STORED ROWS
- - - -
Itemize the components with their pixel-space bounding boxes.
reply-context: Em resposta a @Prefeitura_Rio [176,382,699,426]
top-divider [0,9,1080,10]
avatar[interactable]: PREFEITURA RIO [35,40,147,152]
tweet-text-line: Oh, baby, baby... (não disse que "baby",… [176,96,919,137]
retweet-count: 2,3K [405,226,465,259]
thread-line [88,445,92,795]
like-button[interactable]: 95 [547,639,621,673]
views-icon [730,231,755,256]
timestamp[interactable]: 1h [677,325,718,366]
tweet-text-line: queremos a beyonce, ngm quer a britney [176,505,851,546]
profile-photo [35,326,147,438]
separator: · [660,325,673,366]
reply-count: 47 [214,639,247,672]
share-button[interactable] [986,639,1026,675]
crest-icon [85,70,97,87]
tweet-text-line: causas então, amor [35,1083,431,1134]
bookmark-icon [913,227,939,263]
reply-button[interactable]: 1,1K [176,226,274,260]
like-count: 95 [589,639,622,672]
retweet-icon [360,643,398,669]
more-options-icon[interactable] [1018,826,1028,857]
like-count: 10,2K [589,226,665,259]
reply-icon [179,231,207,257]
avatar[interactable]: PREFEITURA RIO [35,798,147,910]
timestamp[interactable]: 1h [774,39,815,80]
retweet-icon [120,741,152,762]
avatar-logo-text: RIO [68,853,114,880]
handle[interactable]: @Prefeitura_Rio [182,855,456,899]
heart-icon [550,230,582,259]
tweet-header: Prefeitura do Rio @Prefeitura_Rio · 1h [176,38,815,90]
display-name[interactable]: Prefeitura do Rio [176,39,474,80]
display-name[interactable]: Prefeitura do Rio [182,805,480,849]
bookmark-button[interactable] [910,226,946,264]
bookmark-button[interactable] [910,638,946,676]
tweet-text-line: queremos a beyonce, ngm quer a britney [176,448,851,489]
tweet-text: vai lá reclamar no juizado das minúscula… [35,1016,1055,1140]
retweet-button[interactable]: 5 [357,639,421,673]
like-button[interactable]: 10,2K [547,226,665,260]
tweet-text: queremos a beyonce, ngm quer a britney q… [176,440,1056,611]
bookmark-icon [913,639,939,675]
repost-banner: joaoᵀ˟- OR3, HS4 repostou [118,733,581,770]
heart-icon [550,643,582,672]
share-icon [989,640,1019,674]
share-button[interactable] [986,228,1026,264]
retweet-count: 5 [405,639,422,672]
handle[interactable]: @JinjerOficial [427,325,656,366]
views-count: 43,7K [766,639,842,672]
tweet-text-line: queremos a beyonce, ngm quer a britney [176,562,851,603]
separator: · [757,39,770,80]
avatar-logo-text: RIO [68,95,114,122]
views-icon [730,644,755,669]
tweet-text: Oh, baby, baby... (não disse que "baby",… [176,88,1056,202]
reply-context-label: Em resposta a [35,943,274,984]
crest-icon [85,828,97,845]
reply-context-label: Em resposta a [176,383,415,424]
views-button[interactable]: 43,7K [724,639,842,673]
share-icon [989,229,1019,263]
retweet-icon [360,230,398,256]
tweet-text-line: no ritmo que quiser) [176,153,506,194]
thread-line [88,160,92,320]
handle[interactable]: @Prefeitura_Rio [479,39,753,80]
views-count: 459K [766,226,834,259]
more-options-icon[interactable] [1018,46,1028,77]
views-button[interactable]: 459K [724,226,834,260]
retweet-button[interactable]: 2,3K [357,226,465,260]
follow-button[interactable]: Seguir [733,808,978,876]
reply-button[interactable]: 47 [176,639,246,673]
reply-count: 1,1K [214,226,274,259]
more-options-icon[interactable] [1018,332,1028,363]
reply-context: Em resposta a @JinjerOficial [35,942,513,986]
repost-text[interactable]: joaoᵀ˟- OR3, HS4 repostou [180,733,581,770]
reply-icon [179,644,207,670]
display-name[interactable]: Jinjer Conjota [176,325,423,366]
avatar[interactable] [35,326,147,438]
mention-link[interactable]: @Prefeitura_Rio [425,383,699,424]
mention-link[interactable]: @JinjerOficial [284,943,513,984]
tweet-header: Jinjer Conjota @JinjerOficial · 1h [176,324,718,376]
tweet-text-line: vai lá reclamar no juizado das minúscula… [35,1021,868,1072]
- - - -
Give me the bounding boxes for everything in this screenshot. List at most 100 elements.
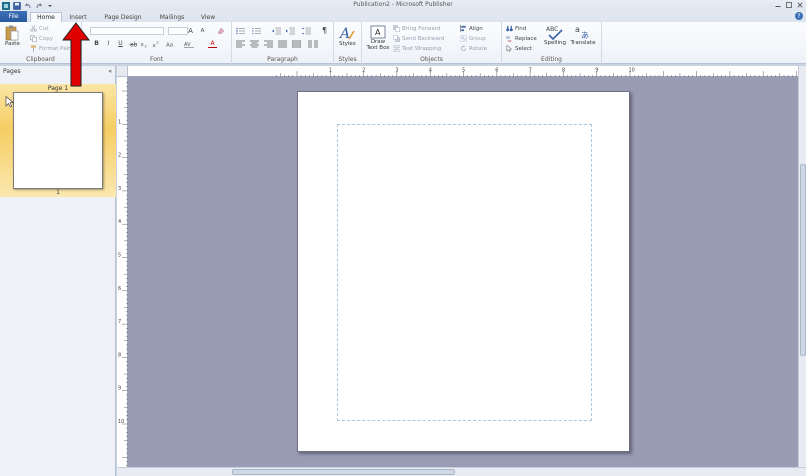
- - - -
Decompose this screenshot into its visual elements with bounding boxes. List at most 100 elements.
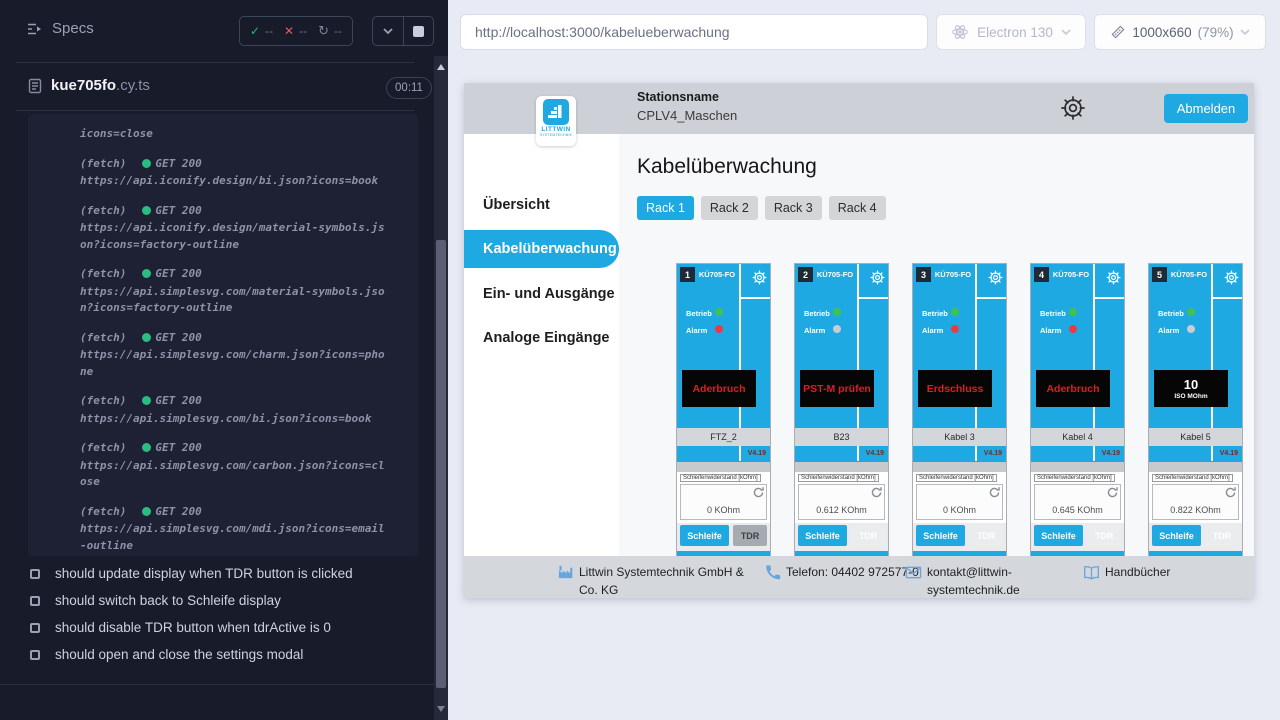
- - - -
Can you rewrite the part of the material that opens with the line containing "Itemize the components" and closes with the line containing "like-count: 10,2K [589,226,665,259]", changing every "tweet-text-line" to "post-text-line" and leaving everything else as it is?

Itemize the components with their pixel-space bounding boxes.
reply-context: Em resposta a @Prefeitura_Rio [176,382,699,426]
top-divider [0,9,1080,10]
avatar[interactable]: PREFEITURA RIO [35,40,147,152]
post-text-line: Oh, baby, baby... (não disse que "baby",… [176,96,919,137]
retweet-count: 2,3K [405,226,465,259]
thread-line [88,445,92,795]
like-button[interactable]: 95 [547,639,621,673]
views-icon [730,231,755,256]
timestamp[interactable]: 1h [677,325,718,366]
post-text-line: queremos a beyonce, ngm quer a britney [176,505,851,546]
profile-photo [35,326,147,438]
separator: · [660,325,673,366]
reply-count: 47 [214,639,247,672]
share-button[interactable] [986,639,1026,675]
crest-icon [85,70,97,87]
post-text-line: causas então, amor [35,1083,431,1134]
bookmark-icon [913,227,939,263]
reply-button[interactable]: 1,1K [176,226,274,260]
like-count: 95 [589,639,622,672]
retweet-icon [360,643,398,669]
more-options-icon[interactable] [1018,826,1028,857]
like-count: 10,2K [589,226,665,259]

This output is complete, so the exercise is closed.